## Problem
Exclude the pictures; give every entry again exactly as written.

[Collected data entries]
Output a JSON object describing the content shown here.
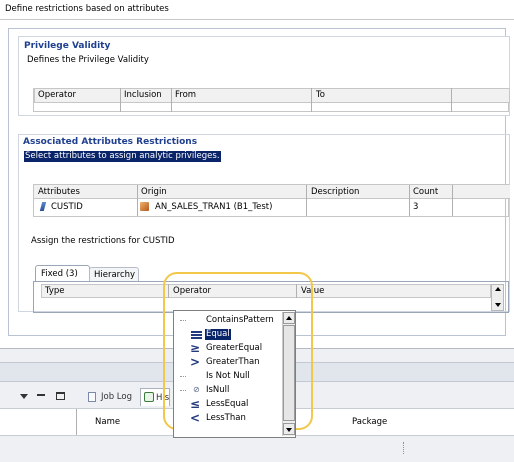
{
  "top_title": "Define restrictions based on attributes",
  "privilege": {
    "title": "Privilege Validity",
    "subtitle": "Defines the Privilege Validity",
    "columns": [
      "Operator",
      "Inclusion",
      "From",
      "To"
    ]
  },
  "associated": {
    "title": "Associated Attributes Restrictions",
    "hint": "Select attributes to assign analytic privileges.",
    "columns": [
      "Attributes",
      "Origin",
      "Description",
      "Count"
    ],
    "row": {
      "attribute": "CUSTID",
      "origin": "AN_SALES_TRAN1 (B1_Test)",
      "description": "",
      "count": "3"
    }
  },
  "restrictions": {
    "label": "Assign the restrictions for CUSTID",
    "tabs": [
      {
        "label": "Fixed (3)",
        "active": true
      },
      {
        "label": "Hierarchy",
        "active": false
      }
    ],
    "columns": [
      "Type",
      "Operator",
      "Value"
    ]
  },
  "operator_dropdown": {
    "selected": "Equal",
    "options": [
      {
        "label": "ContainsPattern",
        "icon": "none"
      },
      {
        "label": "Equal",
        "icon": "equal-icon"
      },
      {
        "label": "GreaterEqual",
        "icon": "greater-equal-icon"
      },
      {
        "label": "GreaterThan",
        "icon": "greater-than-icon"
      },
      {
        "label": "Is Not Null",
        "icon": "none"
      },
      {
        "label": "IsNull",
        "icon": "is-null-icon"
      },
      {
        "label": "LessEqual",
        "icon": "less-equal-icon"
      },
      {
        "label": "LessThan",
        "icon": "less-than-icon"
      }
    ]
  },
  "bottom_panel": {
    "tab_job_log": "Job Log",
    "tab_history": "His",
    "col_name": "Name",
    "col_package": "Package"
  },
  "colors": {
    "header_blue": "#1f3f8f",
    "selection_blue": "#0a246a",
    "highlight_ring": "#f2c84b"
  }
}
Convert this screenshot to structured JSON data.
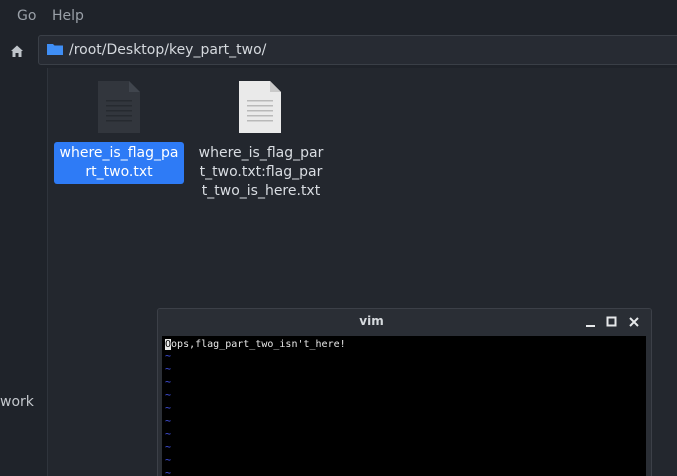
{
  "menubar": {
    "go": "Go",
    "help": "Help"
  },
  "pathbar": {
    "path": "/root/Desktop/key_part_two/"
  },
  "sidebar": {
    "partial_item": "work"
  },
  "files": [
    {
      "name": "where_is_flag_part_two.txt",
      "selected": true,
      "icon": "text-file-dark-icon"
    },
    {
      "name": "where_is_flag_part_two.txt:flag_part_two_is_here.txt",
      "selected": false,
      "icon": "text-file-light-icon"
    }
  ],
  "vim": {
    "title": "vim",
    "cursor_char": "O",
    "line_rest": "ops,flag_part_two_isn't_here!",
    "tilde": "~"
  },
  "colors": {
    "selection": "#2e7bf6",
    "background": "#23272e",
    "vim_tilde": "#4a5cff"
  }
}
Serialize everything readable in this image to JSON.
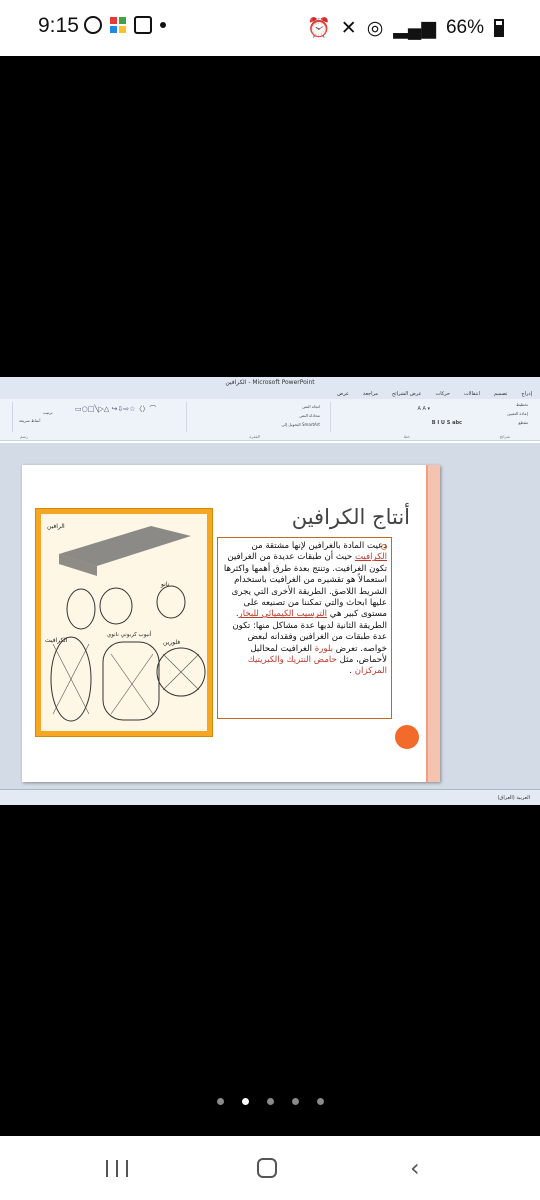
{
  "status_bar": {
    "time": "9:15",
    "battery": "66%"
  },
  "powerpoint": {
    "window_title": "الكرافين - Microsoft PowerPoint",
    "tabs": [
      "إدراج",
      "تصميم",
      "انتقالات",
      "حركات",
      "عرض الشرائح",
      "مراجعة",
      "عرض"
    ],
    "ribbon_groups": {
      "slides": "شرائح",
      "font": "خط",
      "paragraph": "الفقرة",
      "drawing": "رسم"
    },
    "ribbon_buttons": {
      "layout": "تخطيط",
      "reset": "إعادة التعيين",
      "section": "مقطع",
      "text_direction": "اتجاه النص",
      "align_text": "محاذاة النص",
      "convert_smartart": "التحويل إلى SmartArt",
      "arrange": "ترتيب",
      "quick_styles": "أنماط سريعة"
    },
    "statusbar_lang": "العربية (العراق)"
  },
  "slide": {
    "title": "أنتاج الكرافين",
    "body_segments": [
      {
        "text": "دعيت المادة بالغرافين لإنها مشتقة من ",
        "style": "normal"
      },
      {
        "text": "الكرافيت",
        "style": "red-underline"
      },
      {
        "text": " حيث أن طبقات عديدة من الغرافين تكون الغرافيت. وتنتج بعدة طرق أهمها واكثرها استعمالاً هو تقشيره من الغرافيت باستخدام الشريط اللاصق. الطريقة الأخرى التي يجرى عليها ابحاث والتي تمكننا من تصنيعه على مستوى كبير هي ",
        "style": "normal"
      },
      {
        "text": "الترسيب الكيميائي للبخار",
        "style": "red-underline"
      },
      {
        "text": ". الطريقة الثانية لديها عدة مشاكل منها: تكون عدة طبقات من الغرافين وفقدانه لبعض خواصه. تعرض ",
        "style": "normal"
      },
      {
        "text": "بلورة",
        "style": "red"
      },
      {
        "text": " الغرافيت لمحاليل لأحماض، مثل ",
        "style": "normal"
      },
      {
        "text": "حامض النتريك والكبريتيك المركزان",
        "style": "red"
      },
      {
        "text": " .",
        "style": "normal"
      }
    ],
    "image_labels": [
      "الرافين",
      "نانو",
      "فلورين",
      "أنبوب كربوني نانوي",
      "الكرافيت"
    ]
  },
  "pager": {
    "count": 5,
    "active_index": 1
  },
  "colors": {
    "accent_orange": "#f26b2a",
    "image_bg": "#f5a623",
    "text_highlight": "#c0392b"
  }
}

## The reply
Output a JSON object describing the content shown here.
{
  "top_title": "Define restrictions based on attributes",
  "privilege": {
    "title": "Privilege Validity",
    "subtitle": "Defines the Privilege Validity",
    "columns": [
      "Operator",
      "Inclusion",
      "From",
      "To"
    ]
  },
  "associated": {
    "title": "Associated Attributes Restrictions",
    "hint": "Select attributes to assign analytic privileges.",
    "columns": [
      "Attributes",
      "Origin",
      "Description",
      "Count"
    ],
    "row": {
      "attribute": "CUSTID",
      "origin": "AN_SALES_TRAN1 (B1_Test)",
      "description": "",
      "count": "3"
    }
  },
  "restrictions": {
    "label": "Assign the restrictions for CUSTID",
    "tabs": [
      {
        "label": "Fixed (3)",
        "active": true
      },
      {
        "label": "Hierarchy",
        "active": false
      }
    ],
    "columns": [
      "Type",
      "Operator",
      "Value"
    ]
  },
  "operator_dropdown": {
    "selected": "Equal",
    "options": [
      {
        "label": "ContainsPattern",
        "icon": "none"
      },
      {
        "label": "Equal",
        "icon": "equal-icon"
      },
      {
        "label": "GreaterEqual",
        "icon": "greater-equal-icon"
      },
      {
        "label": "GreaterThan",
        "icon": "greater-than-icon"
      },
      {
        "label": "Is Not Null",
        "icon": "none"
      },
      {
        "label": "IsNull",
        "icon": "is-null-icon"
      },
      {
        "label": "LessEqual",
        "icon": "less-equal-icon"
      },
      {
        "label": "LessThan",
        "icon": "less-than-icon"
      }
    ]
  },
  "bottom_panel": {
    "tab_job_log": "Job Log",
    "tab_history": "His",
    "col_name": "Name",
    "col_package": "Package"
  },
  "colors": {
    "header_blue": "#1f3f8f",
    "selection_blue": "#0a246a",
    "highlight_ring": "#f2c84b"
  }
}
Convert this screenshot to structured JSON data.
{
  "menubar": {
    "go": "Go",
    "help": "Help"
  },
  "pathbar": {
    "path": "/root/Desktop/key_part_two/"
  },
  "sidebar": {
    "partial_item": "work"
  },
  "files": [
    {
      "name": "where_is_flag_part_two.txt",
      "selected": true,
      "icon": "text-file-dark-icon"
    },
    {
      "name": "where_is_flag_part_two.txt:flag_part_two_is_here.txt",
      "selected": false,
      "icon": "text-file-light-icon"
    }
  ],
  "vim": {
    "title": "vim",
    "cursor_char": "O",
    "line_rest": "ops,flag_part_two_isn't_here!",
    "tilde": "~"
  },
  "colors": {
    "selection": "#2e7bf6",
    "background": "#23272e",
    "vim_tilde": "#4a5cff"
  }
}
Serialize everything readable in this image to JSON.
{
  "status_bar": {
    "time": "9:15",
    "battery": "66%"
  },
  "powerpoint": {
    "window_title": "الكرافين - Microsoft PowerPoint",
    "tabs": [
      "إدراج",
      "تصميم",
      "انتقالات",
      "حركات",
      "عرض الشرائح",
      "مراجعة",
      "عرض"
    ],
    "ribbon_groups": {
      "slides": "شرائح",
      "font": "خط",
      "paragraph": "الفقرة",
      "drawing": "رسم"
    },
    "ribbon_buttons": {
      "layout": "تخطيط",
      "reset": "إعادة التعيين",
      "section": "مقطع",
      "text_direction": "اتجاه النص",
      "align_text": "محاذاة النص",
      "convert_smartart": "التحويل إلى SmartArt",
      "arrange": "ترتيب",
      "quick_styles": "أنماط سريعة"
    },
    "statusbar_lang": "العربية (العراق)"
  },
  "slide": {
    "title": "أنتاج الكرافين",
    "body_segments": [
      {
        "text": "دعيت المادة بالغرافين لإنها مشتقة من ",
        "style": "normal"
      },
      {
        "text": "الكرافيت",
        "style": "red-underline"
      },
      {
        "text": " حيث أن طبقات عديدة من الغرافين تكون الغرافيت. وتنتج بعدة طرق أهمها واكثرها استعمالاً هو تقشيره من الغرافيت باستخدام الشريط اللاصق. الطريقة الأخرى التي يجرى عليها ابحاث والتي تمكننا من تصنيعه على مستوى كبير هي ",
        "style": "normal"
      },
      {
        "text": "الترسيب الكيميائي للبخار",
        "style": "red-underline"
      },
      {
        "text": ". الطريقة الثانية لديها عدة مشاكل منها: تكون عدة طبقات من الغرافين وفقدانه لبعض خواصه. تعرض ",
        "style": "normal"
      },
      {
        "text": "بلورة",
        "style": "red"
      },
      {
        "text": " الغرافيت لمحاليل لأحماض، مثل ",
        "style": "normal"
      },
      {
        "text": "حامض النتريك والكبريتيك المركزان",
        "style": "red"
      },
      {
        "text": " .",
        "style": "normal"
      }
    ],
    "image_labels": [
      "الرافين",
      "نانو",
      "فلورين",
      "أنبوب كربوني نانوي",
      "الكرافيت"
    ]
  },
  "pager": {
    "count": 5,
    "active_index": 1
  },
  "colors": {
    "accent_orange": "#f26b2a",
    "image_bg": "#f5a623",
    "text_highlight": "#c0392b"
  }
}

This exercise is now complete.